● Dataset entries
-------

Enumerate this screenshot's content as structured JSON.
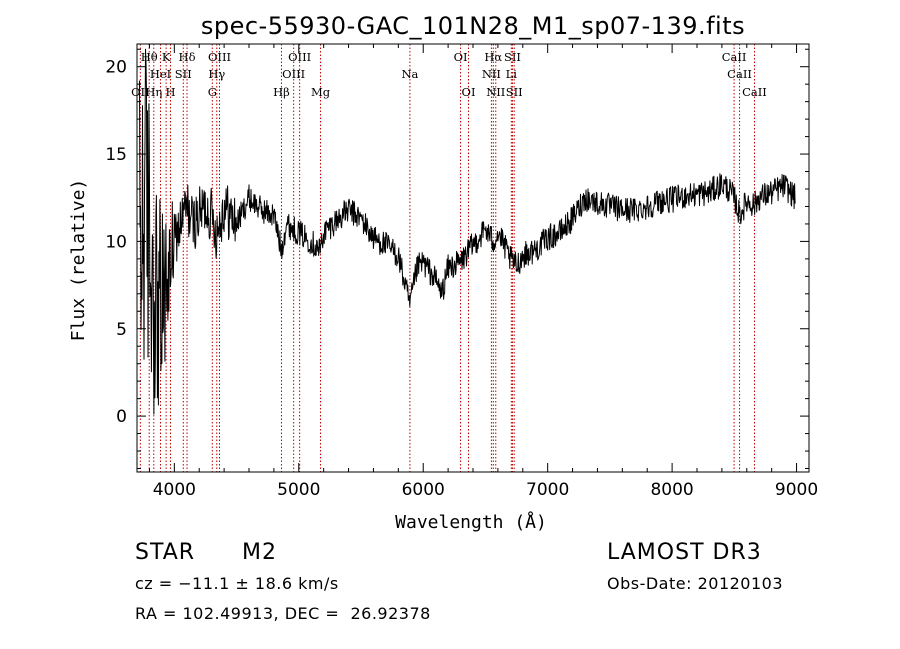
{
  "chart_data": {
    "type": "line",
    "title": "spec-55930-GAC_101N28_M1_sp07-139.fits",
    "xlabel": "Wavelength (Å)",
    "ylabel": "Flux (relative)",
    "xlim": [
      3700,
      9100
    ],
    "ylim": [
      -3.2,
      21.3
    ],
    "xticks": [
      4000,
      5000,
      6000,
      7000,
      8000,
      9000
    ],
    "xtick_labels": [
      "4000",
      "5000",
      "6000",
      "7000",
      "8000",
      "9000"
    ],
    "yticks": [
      0,
      5,
      10,
      15,
      20
    ],
    "ytick_labels": [
      "0",
      "5",
      "10",
      "15",
      "20"
    ],
    "spectrum_anchor_points": {
      "x": [
        3720,
        3760,
        3800,
        3850,
        3900,
        3950,
        4000,
        4050,
        4100,
        4150,
        4200,
        4250,
        4300,
        4340,
        4400,
        4500,
        4600,
        4700,
        4800,
        4860,
        4900,
        5000,
        5100,
        5170,
        5200,
        5300,
        5400,
        5500,
        5600,
        5700,
        5800,
        5893,
        5950,
        6000,
        6100,
        6150,
        6200,
        6300,
        6400,
        6500,
        6563,
        6600,
        6700,
        6750,
        6800,
        6900,
        7000,
        7100,
        7200,
        7300,
        7400,
        7500,
        7600,
        7700,
        7800,
        7900,
        8000,
        8100,
        8200,
        8300,
        8400,
        8450,
        8500,
        8542,
        8600,
        8662,
        8700,
        8800,
        8900,
        8990
      ],
      "y": [
        9,
        13,
        10,
        7,
        6,
        8,
        10,
        11,
        12,
        11,
        11.5,
        12,
        11.5,
        10.5,
        12,
        11,
        12.5,
        11.8,
        11.5,
        9.5,
        11,
        10.5,
        10,
        9.5,
        10.5,
        11.2,
        11.8,
        11.3,
        10.2,
        9.8,
        9.2,
        6.3,
        8.5,
        8.8,
        7.8,
        7,
        8.5,
        8.8,
        9.8,
        10.7,
        10,
        10.5,
        9,
        8.6,
        9.2,
        9.5,
        10.2,
        10.5,
        11.3,
        12.5,
        12.2,
        12,
        11.8,
        11.8,
        12,
        12.3,
        12.4,
        12.6,
        12.7,
        12.8,
        13.3,
        13,
        12.5,
        11.5,
        12.3,
        12.1,
        12.5,
        12.8,
        13.2,
        12.5
      ]
    },
    "lines": [
      {
        "label": "Hθ",
        "x": 3798,
        "row": 0
      },
      {
        "label": "K",
        "x": 3934,
        "row": 0
      },
      {
        "label": "Hδ",
        "x": 4102,
        "row": 0
      },
      {
        "label": "OIII",
        "x": 4363,
        "row": 0
      },
      {
        "label": "OIII",
        "x": 5007,
        "row": 0
      },
      {
        "label": "OI",
        "x": 6300,
        "row": 0
      },
      {
        "label": "Hα",
        "x": 6563,
        "row": 0
      },
      {
        "label": "SII",
        "x": 6717,
        "row": 0
      },
      {
        "label": "CaII",
        "x": 8498,
        "row": 0
      },
      {
        "label": "HeI",
        "x": 3889,
        "row": 1
      },
      {
        "label": "SII",
        "x": 4072,
        "row": 1
      },
      {
        "label": "Hγ",
        "x": 4341,
        "row": 1
      },
      {
        "label": "OIII",
        "x": 4959,
        "row": 1
      },
      {
        "label": "Na",
        "x": 5893,
        "row": 1
      },
      {
        "label": "NII",
        "x": 6548,
        "row": 1
      },
      {
        "label": "Li",
        "x": 6708,
        "row": 1
      },
      {
        "label": "CaII",
        "x": 8542,
        "row": 1
      },
      {
        "label": "OII",
        "x": 3727,
        "row": 2
      },
      {
        "label": "Hη",
        "x": 3835,
        "row": 2
      },
      {
        "label": "H",
        "x": 3969,
        "row": 2
      },
      {
        "label": "G",
        "x": 4305,
        "row": 2
      },
      {
        "label": "Hβ",
        "x": 4861,
        "row": 2
      },
      {
        "label": "Mg",
        "x": 5175,
        "row": 2
      },
      {
        "label": "OI",
        "x": 6364,
        "row": 2
      },
      {
        "label": "NII",
        "x": 6583,
        "row": 2
      },
      {
        "label": "SII",
        "x": 6731,
        "row": 2
      },
      {
        "label": "CaII",
        "x": 8662,
        "row": 2
      }
    ],
    "line_color": "#000000",
    "marker_color": "#c00000"
  },
  "info": {
    "class": "STAR",
    "subclass": "M2",
    "survey": "LAMOST DR3",
    "cz": "cz = −11.1 ± 18.6 km/s",
    "obs_date": "Obs-Date: 20120103",
    "coords": "RA = 102.49913, DEC =  26.92378"
  }
}
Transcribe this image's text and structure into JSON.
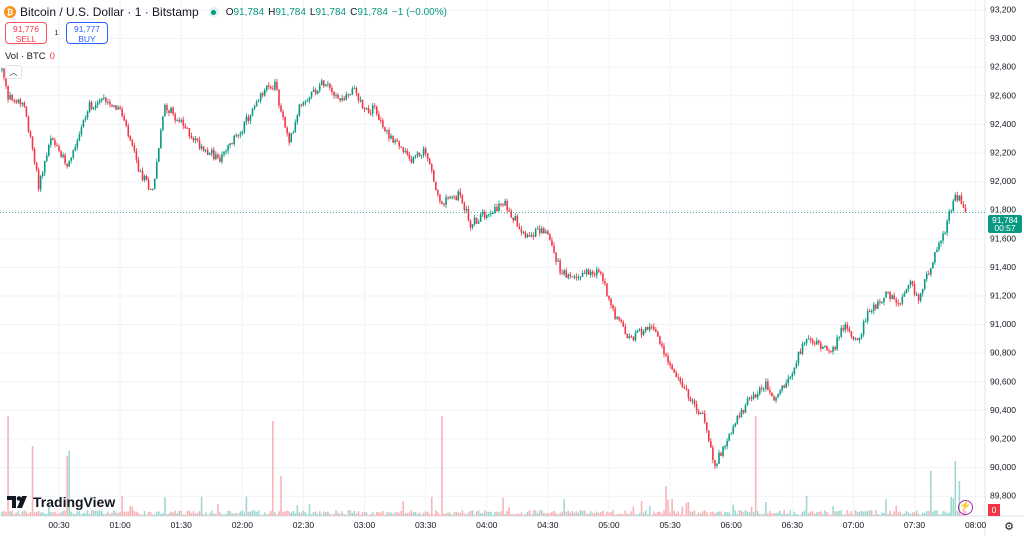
{
  "header": {
    "coin_icon": "bitcoin-icon",
    "title": "Bitcoin / U.S. Dollar · 1 · Bitstamp",
    "o_label": "O",
    "o": "91,784",
    "h_label": "H",
    "h": "91,784",
    "l_label": "L",
    "l": "91,784",
    "c_label": "C",
    "c": "91,784",
    "change": "−1 (−0.00%)"
  },
  "trade": {
    "sell_price": "91,776",
    "sell_label": "SELL",
    "spread": "1",
    "buy_price": "91,777",
    "buy_label": "BUY"
  },
  "volume_legend": {
    "label": "Vol · BTC",
    "value": "0"
  },
  "logo": "TradingView",
  "price_label": {
    "price": "91,784",
    "countdown": "00:57"
  },
  "volume_axis_label": "0",
  "colors": {
    "up": "#089981",
    "down": "#f23645",
    "up_vol": "#9fd8d1",
    "down_vol": "#f8b4b8"
  },
  "chart_data": {
    "type": "candlestick",
    "symbol": "BTCUSD",
    "interval_minutes": 1,
    "y_ticks": [
      "93,200",
      "93,000",
      "92,800",
      "92,600",
      "92,400",
      "92,200",
      "92,000",
      "91,800",
      "91,600",
      "91,400",
      "91,200",
      "91,000",
      "90,800",
      "90,600",
      "90,400",
      "90,200",
      "90,000",
      "89,800"
    ],
    "y_tick_values": [
      93200,
      93000,
      92800,
      92600,
      92400,
      92200,
      92000,
      91800,
      91600,
      91400,
      91200,
      91000,
      90800,
      90600,
      90400,
      90200,
      90000,
      89800
    ],
    "x_ticks": [
      "00:30",
      "01:00",
      "01:30",
      "02:00",
      "02:30",
      "03:00",
      "03:30",
      "04:00",
      "04:30",
      "05:00",
      "05:30",
      "06:00",
      "06:30",
      "07:00",
      "07:30",
      "08:00"
    ],
    "x_tick_minutes": [
      30,
      60,
      90,
      120,
      150,
      180,
      210,
      240,
      270,
      300,
      330,
      360,
      390,
      420,
      450,
      480
    ],
    "ylim": [
      89800,
      93200
    ],
    "xlim_minutes": [
      0,
      482
    ],
    "last_price": 91784,
    "close_path_minutes": [
      2,
      5,
      13,
      20,
      26,
      34,
      45,
      53,
      60,
      70,
      76,
      82,
      92,
      99,
      109,
      121,
      131,
      136,
      143,
      148,
      161,
      168,
      175,
      180,
      185,
      190,
      197,
      202,
      210,
      217,
      227,
      232,
      242,
      249,
      259,
      269,
      276,
      281,
      291,
      296,
      303,
      310,
      320,
      328,
      340,
      347,
      352,
      359,
      367,
      377,
      381,
      389,
      396,
      404,
      411,
      414,
      422,
      428,
      436,
      443,
      448,
      452,
      458,
      465,
      470,
      474,
      475
    ],
    "close_path_prices": [
      92780,
      92590,
      92540,
      91975,
      92290,
      92115,
      92530,
      92580,
      92500,
      92050,
      91940,
      92540,
      92370,
      92260,
      92150,
      92400,
      92640,
      92675,
      92260,
      92540,
      92710,
      92570,
      92640,
      92510,
      92500,
      92360,
      92250,
      92150,
      92220,
      91840,
      91910,
      91700,
      91805,
      91840,
      91630,
      91665,
      91385,
      91315,
      91385,
      91350,
      91070,
      90890,
      91000,
      90790,
      90470,
      90330,
      90020,
      90230,
      90440,
      90580,
      90470,
      90650,
      90890,
      90860,
      90820,
      91000,
      90890,
      91100,
      91210,
      91140,
      91280,
      91175,
      91420,
      91665,
      91910,
      91840,
      91784
    ],
    "volume_spikes": [
      [
        5,
        1.0
      ],
      [
        17,
        0.7
      ],
      [
        34,
        0.6
      ],
      [
        35,
        0.65
      ],
      [
        135,
        0.95
      ],
      [
        139,
        0.4
      ],
      [
        218,
        1.0
      ],
      [
        328,
        0.3
      ],
      [
        372,
        1.0
      ],
      [
        397,
        0.2
      ],
      [
        458,
        0.45
      ],
      [
        470,
        0.55
      ],
      [
        472,
        0.35
      ]
    ]
  }
}
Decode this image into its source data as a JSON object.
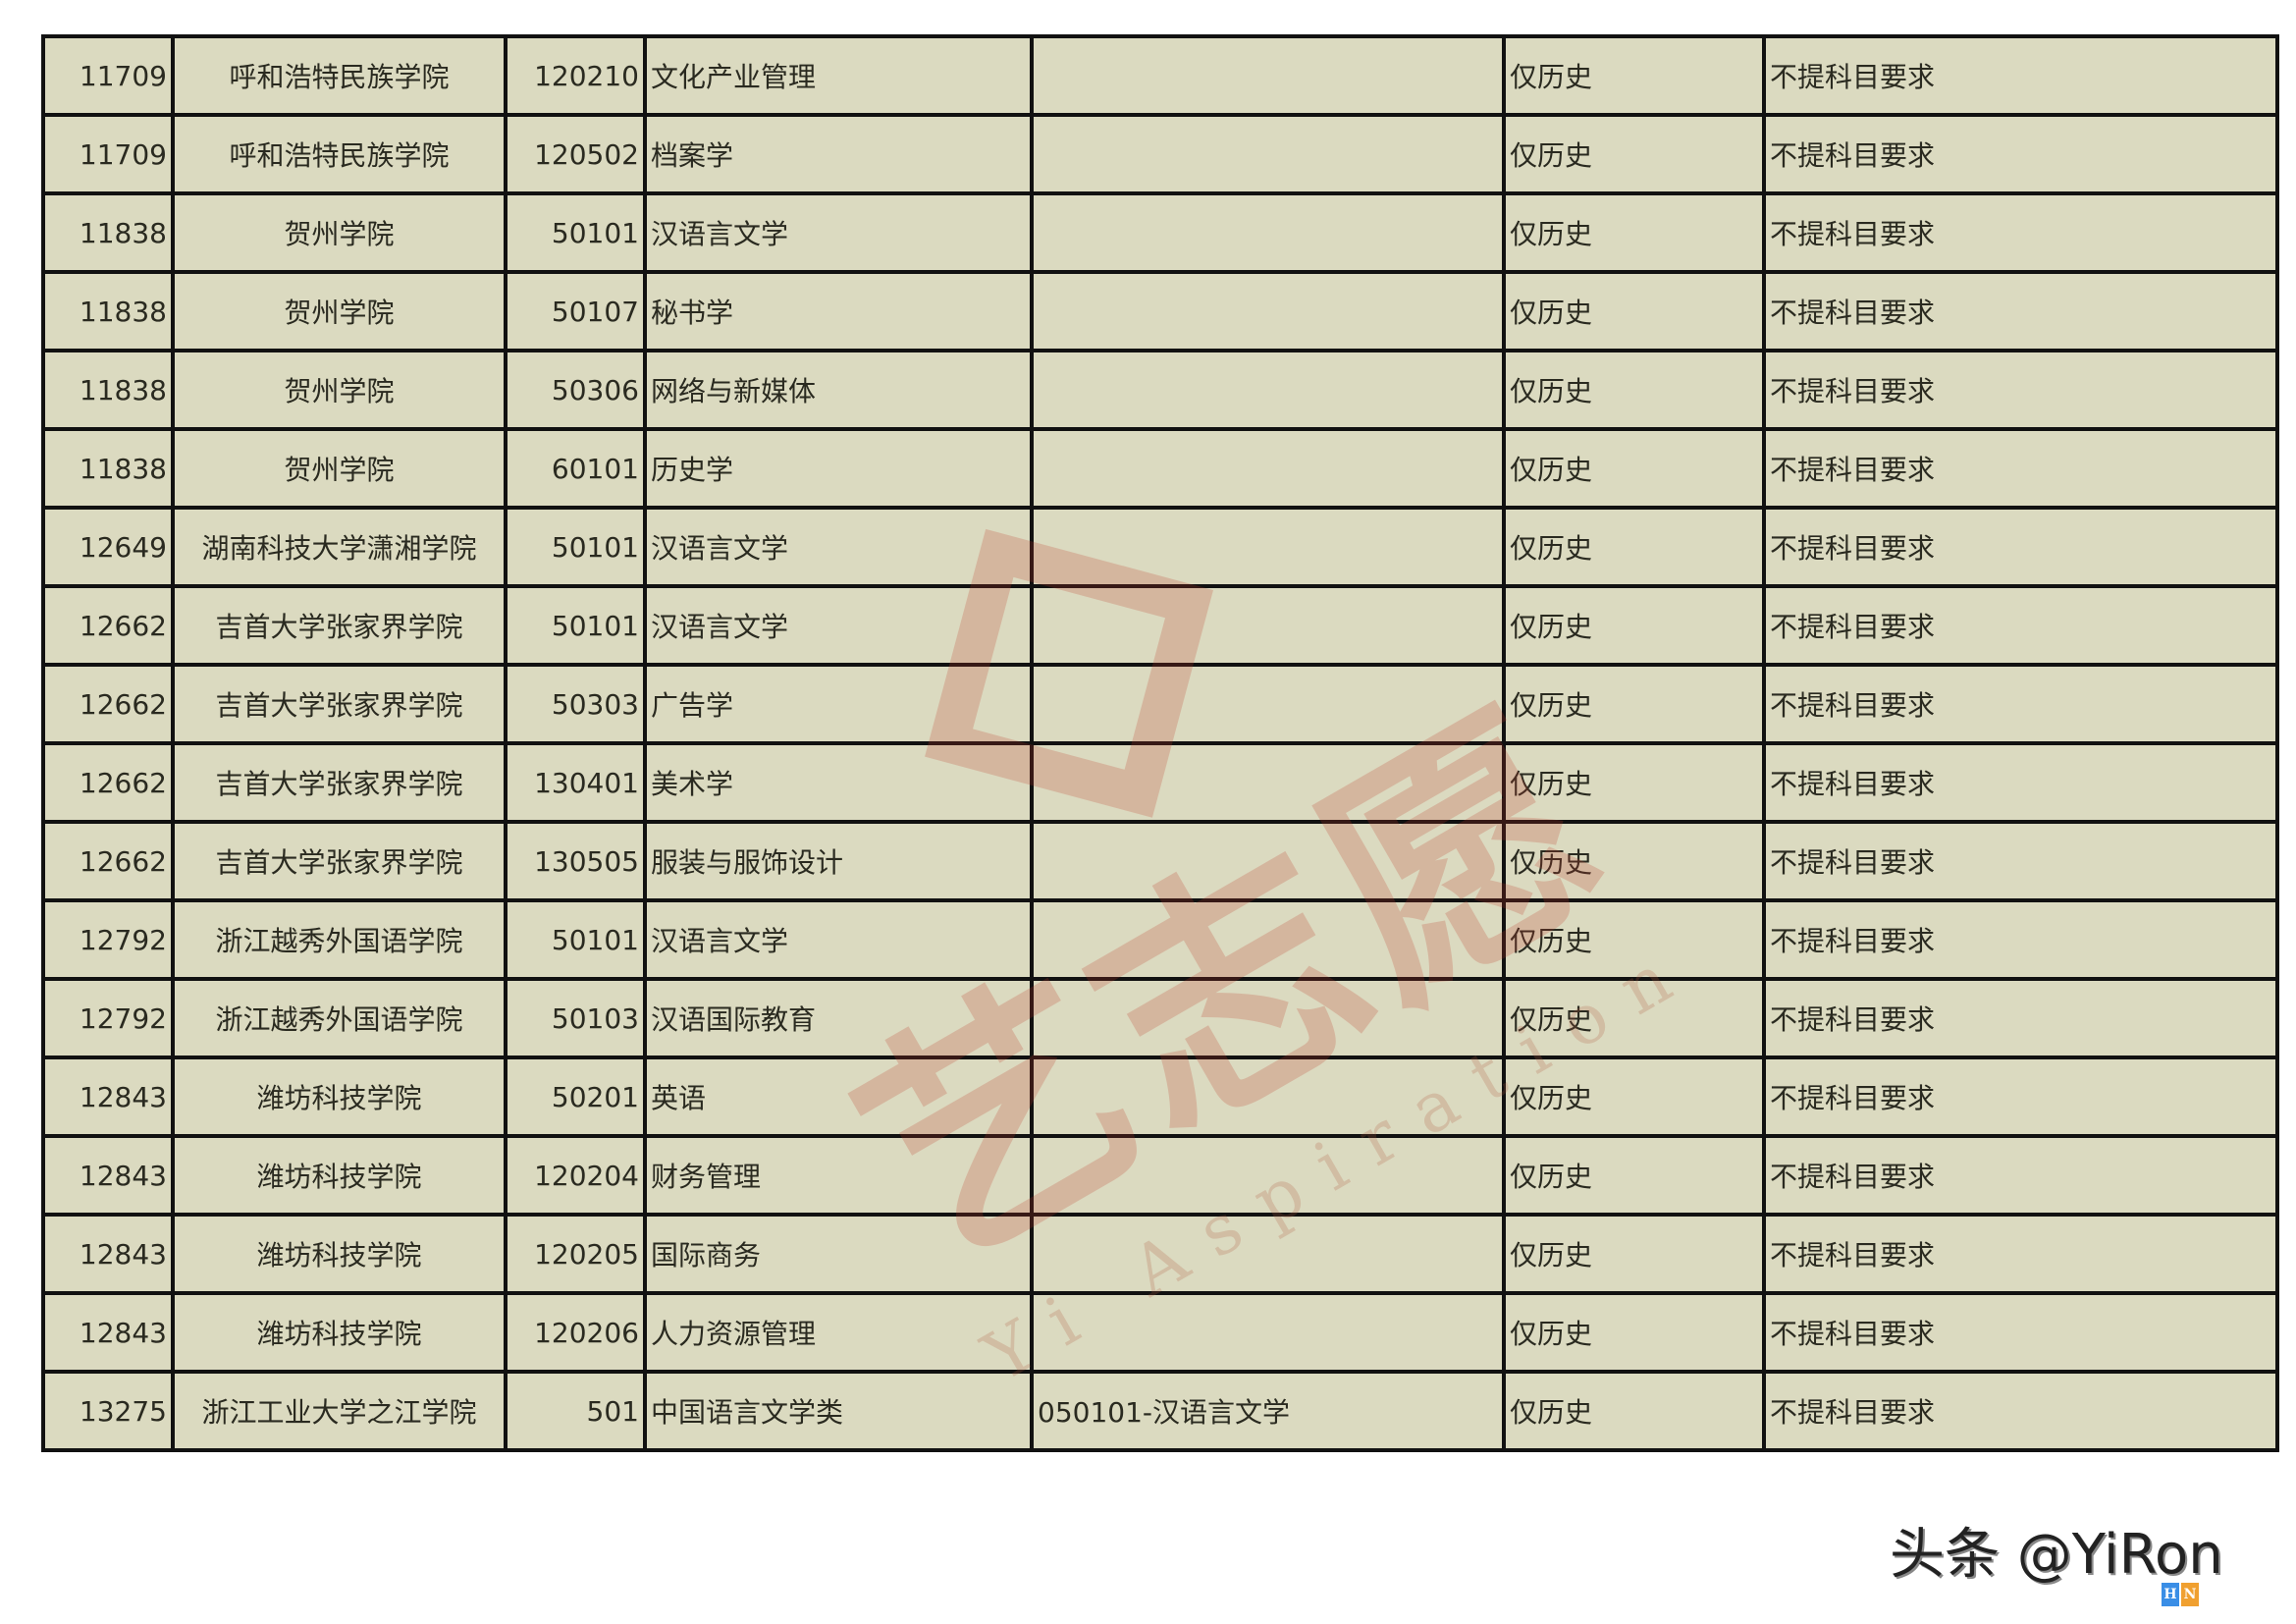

-------

Reply with one number only: the count of lines in the entries that contain "into".

● Worked solution
2